» **PROBLEM STATEMENT**
Locate and copy all lines bearing the word "this".

(Dataset records)
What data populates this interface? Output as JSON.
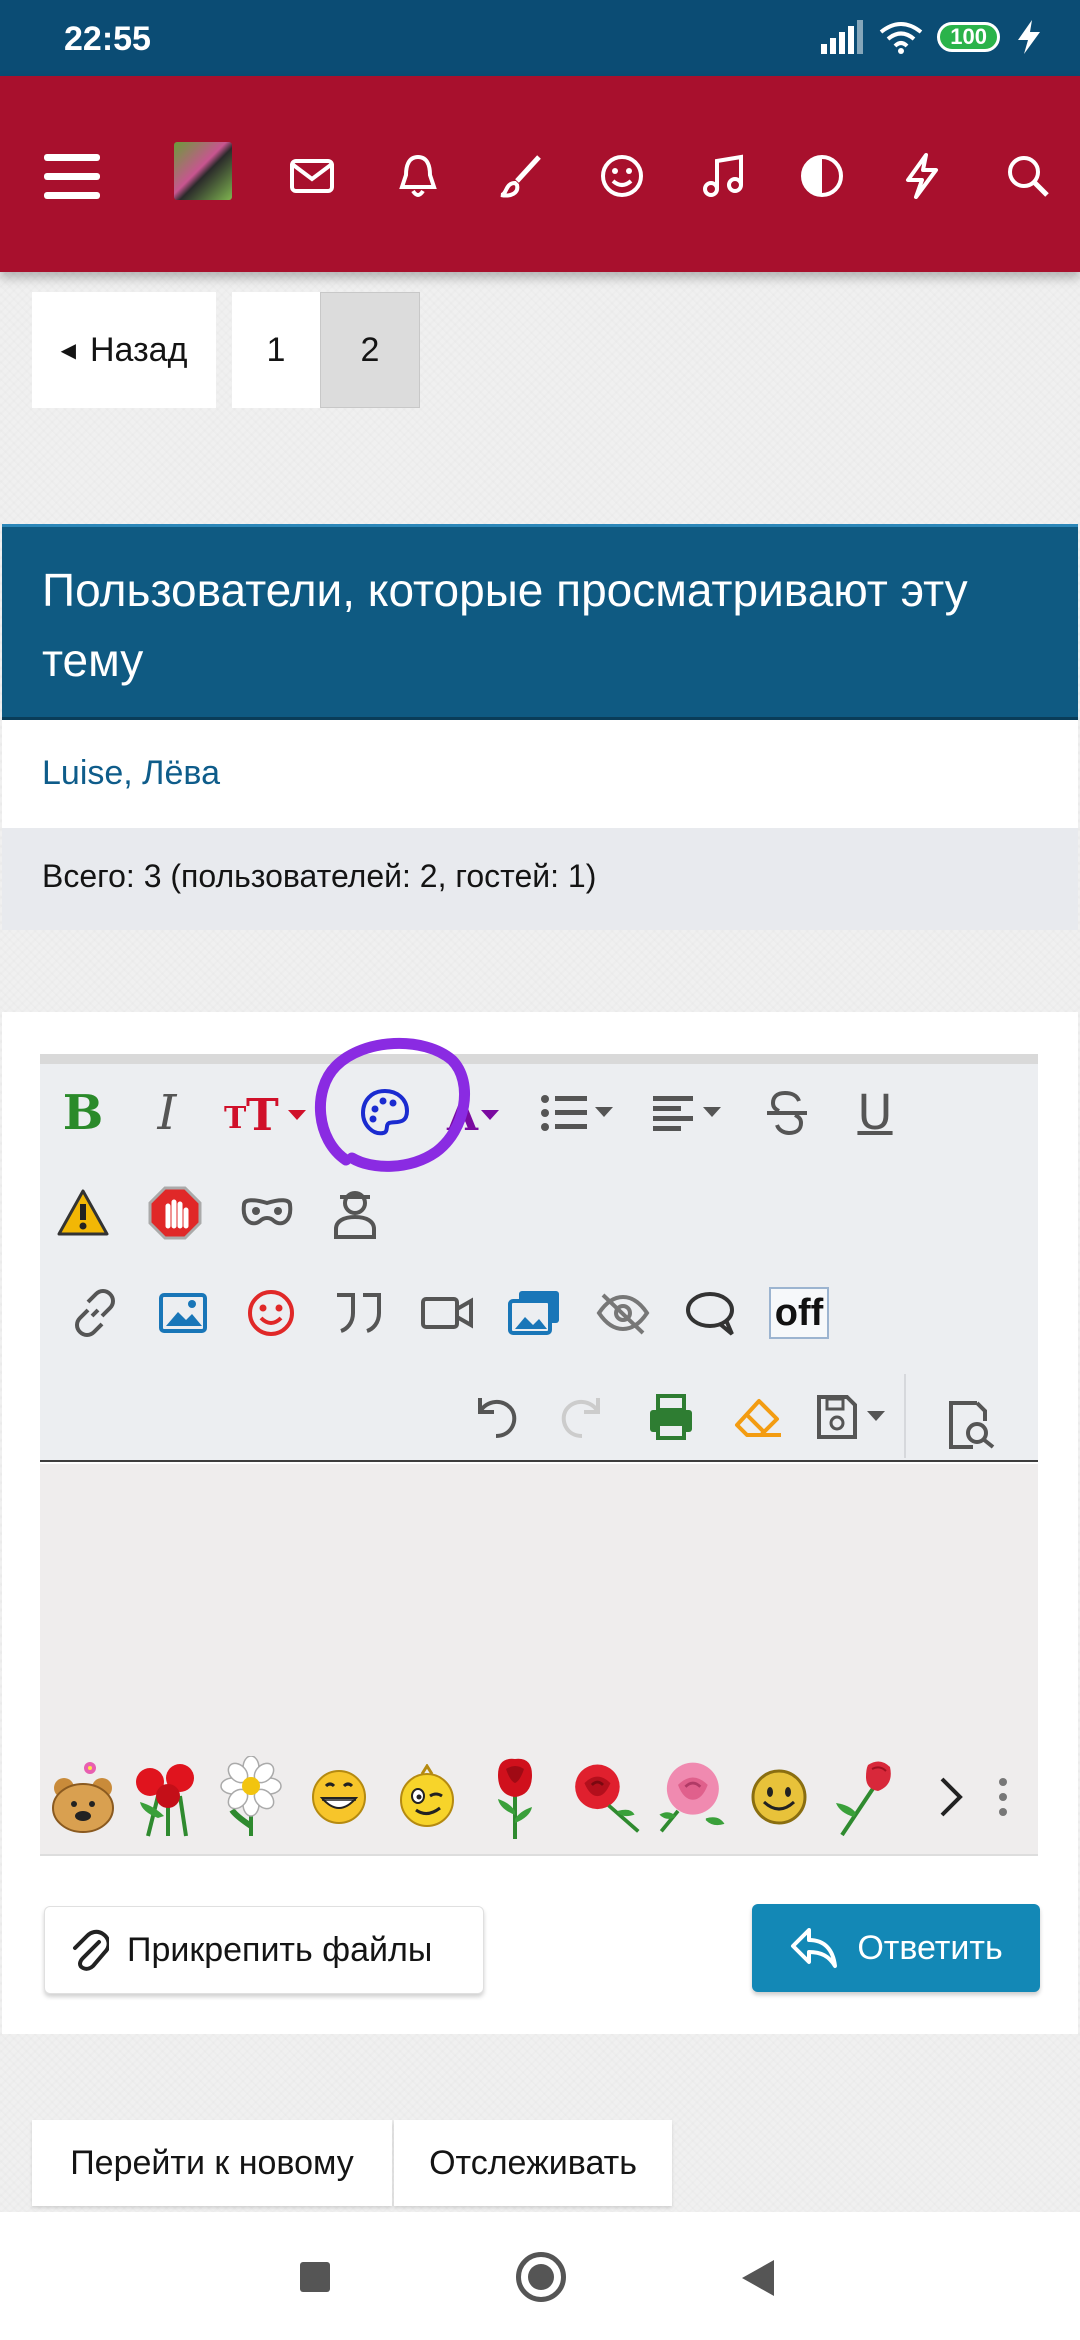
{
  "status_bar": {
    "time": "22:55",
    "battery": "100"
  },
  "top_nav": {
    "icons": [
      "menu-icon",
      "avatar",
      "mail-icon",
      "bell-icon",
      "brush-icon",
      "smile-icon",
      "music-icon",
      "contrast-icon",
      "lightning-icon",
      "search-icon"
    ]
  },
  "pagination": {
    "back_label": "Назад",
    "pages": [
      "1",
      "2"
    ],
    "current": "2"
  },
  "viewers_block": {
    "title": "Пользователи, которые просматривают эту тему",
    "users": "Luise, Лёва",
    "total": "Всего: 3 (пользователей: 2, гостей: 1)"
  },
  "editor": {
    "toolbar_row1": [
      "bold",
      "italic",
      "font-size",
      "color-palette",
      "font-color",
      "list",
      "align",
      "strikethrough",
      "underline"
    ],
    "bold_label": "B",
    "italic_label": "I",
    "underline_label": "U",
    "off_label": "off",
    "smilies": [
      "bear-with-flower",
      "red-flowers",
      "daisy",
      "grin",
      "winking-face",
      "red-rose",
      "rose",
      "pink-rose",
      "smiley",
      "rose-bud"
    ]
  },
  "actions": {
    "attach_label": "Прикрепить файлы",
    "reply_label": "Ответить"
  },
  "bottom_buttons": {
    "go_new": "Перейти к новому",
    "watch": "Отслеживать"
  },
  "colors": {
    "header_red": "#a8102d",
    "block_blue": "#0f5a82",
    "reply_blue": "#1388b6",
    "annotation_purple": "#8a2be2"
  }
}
* * *
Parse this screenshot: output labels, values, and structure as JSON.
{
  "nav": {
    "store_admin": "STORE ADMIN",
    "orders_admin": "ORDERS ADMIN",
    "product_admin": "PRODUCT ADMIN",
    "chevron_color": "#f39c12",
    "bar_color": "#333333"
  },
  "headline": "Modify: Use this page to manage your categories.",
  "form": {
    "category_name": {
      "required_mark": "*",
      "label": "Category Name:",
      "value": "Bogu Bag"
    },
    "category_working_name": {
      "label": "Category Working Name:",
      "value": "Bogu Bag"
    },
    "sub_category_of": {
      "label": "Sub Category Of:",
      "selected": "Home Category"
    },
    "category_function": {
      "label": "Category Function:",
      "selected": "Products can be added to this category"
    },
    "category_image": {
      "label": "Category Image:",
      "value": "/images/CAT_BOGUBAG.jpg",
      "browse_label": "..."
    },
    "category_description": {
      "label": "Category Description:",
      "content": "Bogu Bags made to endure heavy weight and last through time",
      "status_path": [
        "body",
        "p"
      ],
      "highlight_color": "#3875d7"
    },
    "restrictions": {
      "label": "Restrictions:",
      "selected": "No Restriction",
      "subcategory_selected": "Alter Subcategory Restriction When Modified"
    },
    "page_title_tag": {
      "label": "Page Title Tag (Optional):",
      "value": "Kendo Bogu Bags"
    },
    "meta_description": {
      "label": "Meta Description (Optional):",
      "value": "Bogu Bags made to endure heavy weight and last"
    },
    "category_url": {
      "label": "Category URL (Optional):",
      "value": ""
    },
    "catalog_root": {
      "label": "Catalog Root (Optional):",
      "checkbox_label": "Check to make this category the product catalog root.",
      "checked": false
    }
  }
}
--
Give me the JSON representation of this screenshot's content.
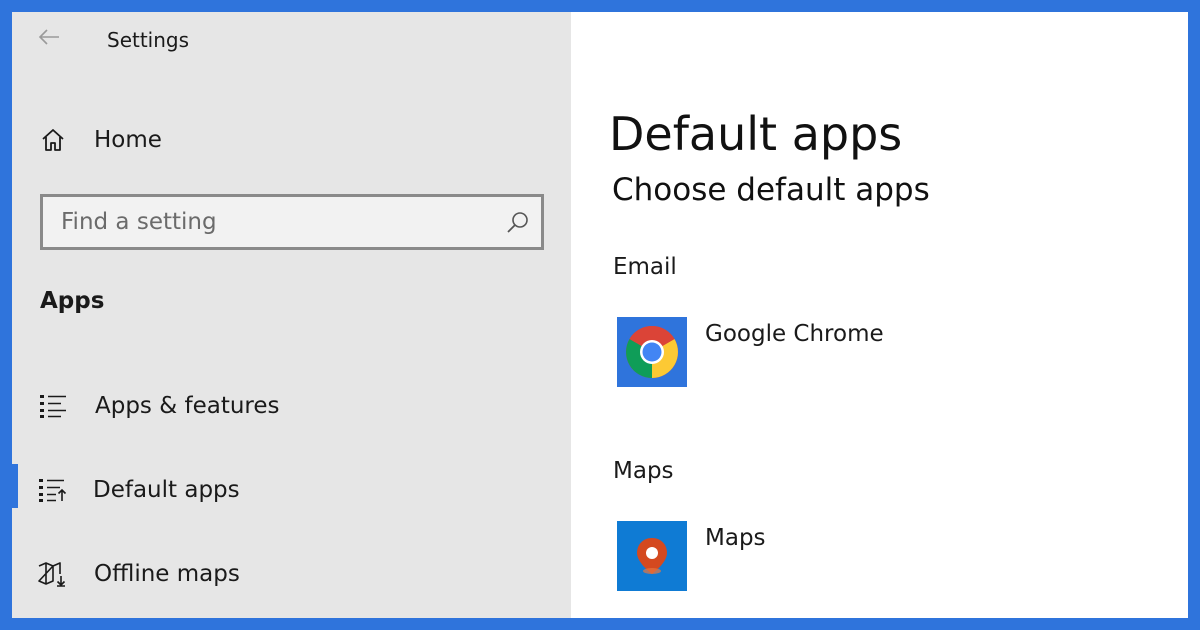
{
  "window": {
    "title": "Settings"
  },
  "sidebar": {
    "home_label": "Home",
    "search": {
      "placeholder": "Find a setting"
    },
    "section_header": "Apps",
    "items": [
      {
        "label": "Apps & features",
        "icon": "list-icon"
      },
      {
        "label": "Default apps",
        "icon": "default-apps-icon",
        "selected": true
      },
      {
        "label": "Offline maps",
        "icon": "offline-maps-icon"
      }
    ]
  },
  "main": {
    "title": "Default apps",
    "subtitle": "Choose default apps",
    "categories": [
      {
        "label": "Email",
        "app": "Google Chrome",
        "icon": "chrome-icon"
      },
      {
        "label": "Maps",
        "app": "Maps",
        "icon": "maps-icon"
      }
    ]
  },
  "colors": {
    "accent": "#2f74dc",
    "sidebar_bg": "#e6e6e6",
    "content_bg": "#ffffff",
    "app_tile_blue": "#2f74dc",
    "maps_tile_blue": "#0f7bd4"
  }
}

» **RESULT**
What data populates this interface? Output as JSON.
Parse this screenshot: output labels, values, and structure as JSON.
  "headline": "Modify: Use this page to manage your categories.",
      "selected": "Products can be added to this category"
      "checkbox_label": "Check to make this category the product catalog root.",
Give me the JSON representation of this screenshot's content.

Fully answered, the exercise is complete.